-- Directive --
Transcribe the records that follow. Keep every word exactly, and drop the pictures.

------ Records shown ------

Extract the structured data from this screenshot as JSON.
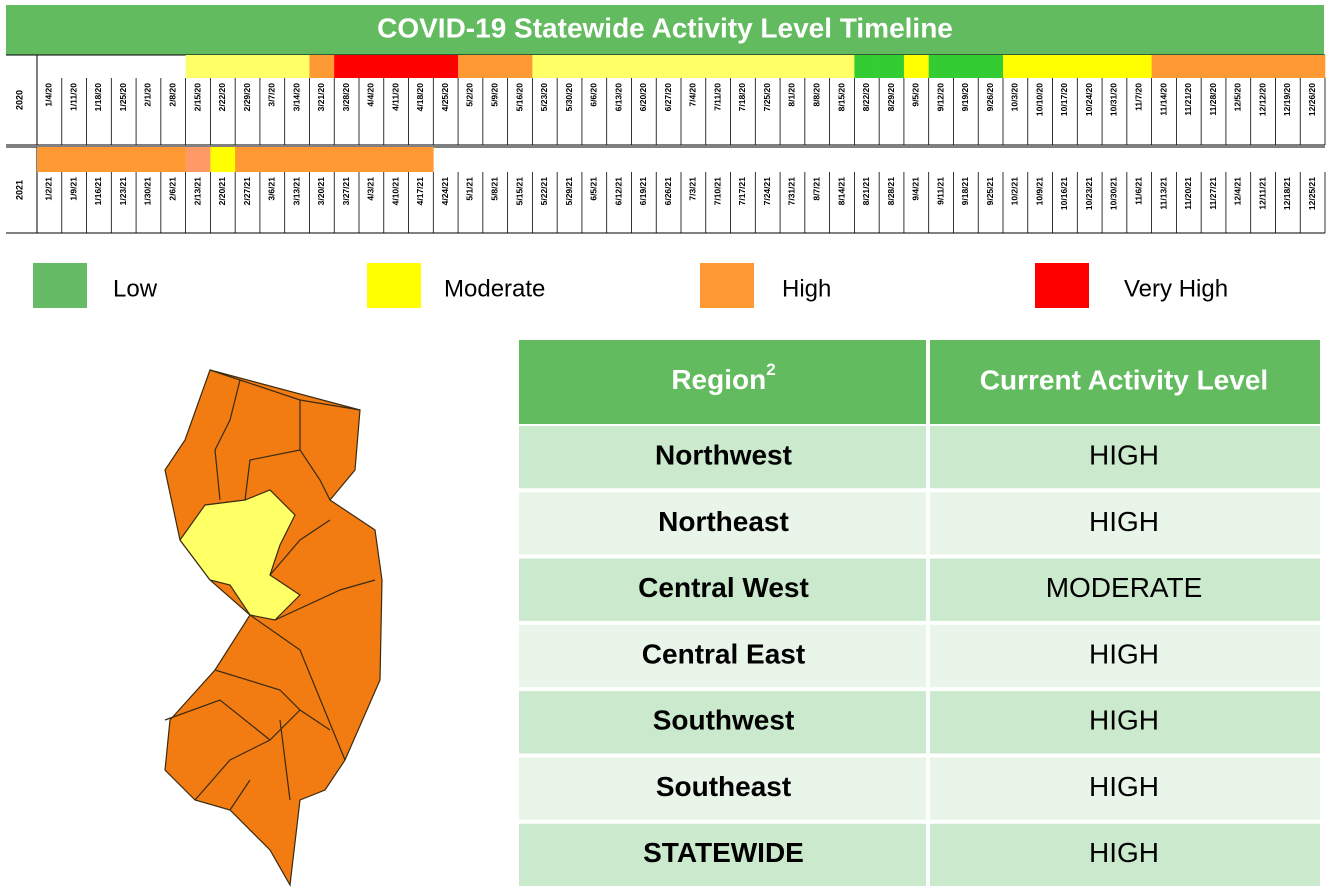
{
  "title": "COVID-19 Statewide Activity Level Timeline",
  "timeline": [
    {
      "year": "2020",
      "dates": [
        "1/4/20",
        "1/11/20",
        "1/18/20",
        "1/25/20",
        "2/1/20",
        "2/8/20",
        "2/15/20",
        "2/22/20",
        "2/29/20",
        "3/7/20",
        "3/14/20",
        "3/21/20",
        "3/28/20",
        "4/4/20",
        "4/11/20",
        "4/18/20",
        "4/25/20",
        "5/2/20",
        "5/9/20",
        "5/16/20",
        "5/23/20",
        "5/30/20",
        "6/6/20",
        "6/13/20",
        "6/20/20",
        "6/27/20",
        "7/4/20",
        "7/11/20",
        "7/18/20",
        "7/25/20",
        "8/1/20",
        "8/8/20",
        "8/15/20",
        "8/22/20",
        "8/29/20",
        "9/5/20",
        "9/12/20",
        "9/19/20",
        "9/26/20",
        "10/3/20",
        "10/10/20",
        "10/17/20",
        "10/24/20",
        "10/31/20",
        "11/7/20",
        "11/14/20",
        "11/21/20",
        "11/28/20",
        "12/5/20",
        "12/12/20",
        "12/19/20",
        "12/26/20"
      ],
      "colors": [
        null,
        null,
        null,
        null,
        null,
        null,
        "#ffff66",
        "#ffff66",
        "#ffff66",
        "#ffff66",
        "#ffff66",
        "#ff9933",
        "#ff0000",
        "#ff0000",
        "#ff0000",
        "#ff0000",
        "#ff0000",
        "#ff9933",
        "#ff9933",
        "#ff9933",
        "#ffff66",
        "#ffff66",
        "#ffff66",
        "#ffff66",
        "#ffff66",
        "#ffff66",
        "#ffff66",
        "#ffff66",
        "#ffff66",
        "#ffff66",
        "#ffff66",
        "#ffff66",
        "#ffff66",
        "#33cc33",
        "#33cc33",
        "#ffff00",
        "#33cc33",
        "#33cc33",
        "#33cc33",
        "#ffff00",
        "#ffff00",
        "#ffff00",
        "#ffff00",
        "#ffff00",
        "#ffff00",
        "#ff9933",
        "#ff9933",
        "#ff9933",
        "#ff9933",
        "#ff9933",
        "#ff9933",
        "#ff9933"
      ]
    },
    {
      "year": "2021",
      "dates": [
        "1/2/21",
        "1/9/21",
        "1/16/21",
        "1/23/21",
        "1/30/21",
        "2/6/21",
        "2/13/21",
        "2/20/21",
        "2/27/21",
        "3/6/21",
        "3/13/21",
        "3/20/21",
        "3/27/21",
        "4/3/21",
        "4/10/21",
        "4/17/21",
        "4/24/21",
        "5/1/21",
        "5/8/21",
        "5/15/21",
        "5/22/21",
        "5/29/21",
        "6/5/21",
        "6/12/21",
        "6/19/21",
        "6/26/21",
        "7/3/21",
        "7/10/21",
        "7/17/21",
        "7/24/21",
        "7/31/21",
        "8/7/21",
        "8/14/21",
        "8/21/21",
        "8/28/21",
        "9/4/21",
        "9/11/21",
        "9/18/21",
        "9/25/21",
        "10/2/21",
        "10/9/21",
        "10/16/21",
        "10/23/21",
        "10/30/21",
        "11/6/21",
        "11/13/21",
        "11/20/21",
        "11/27/21",
        "12/4/21",
        "12/11/21",
        "12/18/21",
        "12/25/21"
      ],
      "colors": [
        "#ff9933",
        "#ff9933",
        "#ff9933",
        "#ff9933",
        "#ff9933",
        "#ff9933",
        "#ff9966",
        "#ffff00",
        "#ff9933",
        "#ff9933",
        "#ff9933",
        "#ff9933",
        "#ff9933",
        "#ff9933",
        "#ff9933",
        "#ff9933",
        null,
        null,
        null,
        null,
        null,
        null,
        null,
        null,
        null,
        null,
        null,
        null,
        null,
        null,
        null,
        null,
        null,
        null,
        null,
        null,
        null,
        null,
        null,
        null,
        null,
        null,
        null,
        null,
        null,
        null,
        null,
        null,
        null,
        null,
        null,
        null
      ]
    }
  ],
  "legend": [
    {
      "label": "Low",
      "color": "#66bb66"
    },
    {
      "label": "Moderate",
      "color": "#ffff00"
    },
    {
      "label": "High",
      "color": "#ff9933"
    },
    {
      "label": "Very High",
      "color": "#ff0000"
    }
  ],
  "table": {
    "header": [
      "Region",
      "Current Activity Level"
    ],
    "header_sup": "2",
    "rows": [
      [
        "Northwest",
        "HIGH"
      ],
      [
        "Northeast",
        "HIGH"
      ],
      [
        "Central West",
        "MODERATE"
      ],
      [
        "Central East",
        "HIGH"
      ],
      [
        "Southwest",
        "HIGH"
      ],
      [
        "Southeast",
        "HIGH"
      ],
      [
        "STATEWIDE",
        "HIGH"
      ]
    ]
  }
}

------

-- Solution to this problem --
Extract the structured data from this screenshot as JSON.
{
  "title": "COVID-19 Statewide Activity Level Timeline",
  "timeline": [
    {
      "year": "2020",
      "dates": [
        "1/4/20",
        "1/11/20",
        "1/18/20",
        "1/25/20",
        "2/1/20",
        "2/8/20",
        "2/15/20",
        "2/22/20",
        "2/29/20",
        "3/7/20",
        "3/14/20",
        "3/21/20",
        "3/28/20",
        "4/4/20",
        "4/11/20",
        "4/18/20",
        "4/25/20",
        "5/2/20",
        "5/9/20",
        "5/16/20",
        "5/23/20",
        "5/30/20",
        "6/6/20",
        "6/13/20",
        "6/20/20",
        "6/27/20",
        "7/4/20",
        "7/11/20",
        "7/18/20",
        "7/25/20",
        "8/1/20",
        "8/8/20",
        "8/15/20",
        "8/22/20",
        "8/29/20",
        "9/5/20",
        "9/12/20",
        "9/19/20",
        "9/26/20",
        "10/3/20",
        "10/10/20",
        "10/17/20",
        "10/24/20",
        "10/31/20",
        "11/7/20",
        "11/14/20",
        "11/21/20",
        "11/28/20",
        "12/5/20",
        "12/12/20",
        "12/19/20",
        "12/26/20"
      ],
      "colors": [
        null,
        null,
        null,
        null,
        null,
        null,
        "#ffff66",
        "#ffff66",
        "#ffff66",
        "#ffff66",
        "#ffff66",
        "#ff9933",
        "#ff0000",
        "#ff0000",
        "#ff0000",
        "#ff0000",
        "#ff0000",
        "#ff9933",
        "#ff9933",
        "#ff9933",
        "#ffff66",
        "#ffff66",
        "#ffff66",
        "#ffff66",
        "#ffff66",
        "#ffff66",
        "#ffff66",
        "#ffff66",
        "#ffff66",
        "#ffff66",
        "#ffff66",
        "#ffff66",
        "#ffff66",
        "#33cc33",
        "#33cc33",
        "#ffff00",
        "#33cc33",
        "#33cc33",
        "#33cc33",
        "#ffff00",
        "#ffff00",
        "#ffff00",
        "#ffff00",
        "#ffff00",
        "#ffff00",
        "#ff9933",
        "#ff9933",
        "#ff9933",
        "#ff9933",
        "#ff9933",
        "#ff9933",
        "#ff9933"
      ]
    },
    {
      "year": "2021",
      "dates": [
        "1/2/21",
        "1/9/21",
        "1/16/21",
        "1/23/21",
        "1/30/21",
        "2/6/21",
        "2/13/21",
        "2/20/21",
        "2/27/21",
        "3/6/21",
        "3/13/21",
        "3/20/21",
        "3/27/21",
        "4/3/21",
        "4/10/21",
        "4/17/21",
        "4/24/21",
        "5/1/21",
        "5/8/21",
        "5/15/21",
        "5/22/21",
        "5/29/21",
        "6/5/21",
        "6/12/21",
        "6/19/21",
        "6/26/21",
        "7/3/21",
        "7/10/21",
        "7/17/21",
        "7/24/21",
        "7/31/21",
        "8/7/21",
        "8/14/21",
        "8/21/21",
        "8/28/21",
        "9/4/21",
        "9/11/21",
        "9/18/21",
        "9/25/21",
        "10/2/21",
        "10/9/21",
        "10/16/21",
        "10/23/21",
        "10/30/21",
        "11/6/21",
        "11/13/21",
        "11/20/21",
        "11/27/21",
        "12/4/21",
        "12/11/21",
        "12/18/21",
        "12/25/21"
      ],
      "colors": [
        "#ff9933",
        "#ff9933",
        "#ff9933",
        "#ff9933",
        "#ff9933",
        "#ff9933",
        "#ff9966",
        "#ffff00",
        "#ff9933",
        "#ff9933",
        "#ff9933",
        "#ff9933",
        "#ff9933",
        "#ff9933",
        "#ff9933",
        "#ff9933",
        null,
        null,
        null,
        null,
        null,
        null,
        null,
        null,
        null,
        null,
        null,
        null,
        null,
        null,
        null,
        null,
        null,
        null,
        null,
        null,
        null,
        null,
        null,
        null,
        null,
        null,
        null,
        null,
        null,
        null,
        null,
        null,
        null,
        null,
        null,
        null
      ]
    }
  ],
  "legend": [
    {
      "label": "Low",
      "color": "#66bb66"
    },
    {
      "label": "Moderate",
      "color": "#ffff00"
    },
    {
      "label": "High",
      "color": "#ff9933"
    },
    {
      "label": "Very High",
      "color": "#ff0000"
    }
  ],
  "table": {
    "header": [
      "Region",
      "Current Activity Level"
    ],
    "header_sup": "2",
    "rows": [
      [
        "Northwest",
        "HIGH"
      ],
      [
        "Northeast",
        "HIGH"
      ],
      [
        "Central West",
        "MODERATE"
      ],
      [
        "Central East",
        "HIGH"
      ],
      [
        "Southwest",
        "HIGH"
      ],
      [
        "Southeast",
        "HIGH"
      ],
      [
        "STATEWIDE",
        "HIGH"
      ]
    ]
  }
}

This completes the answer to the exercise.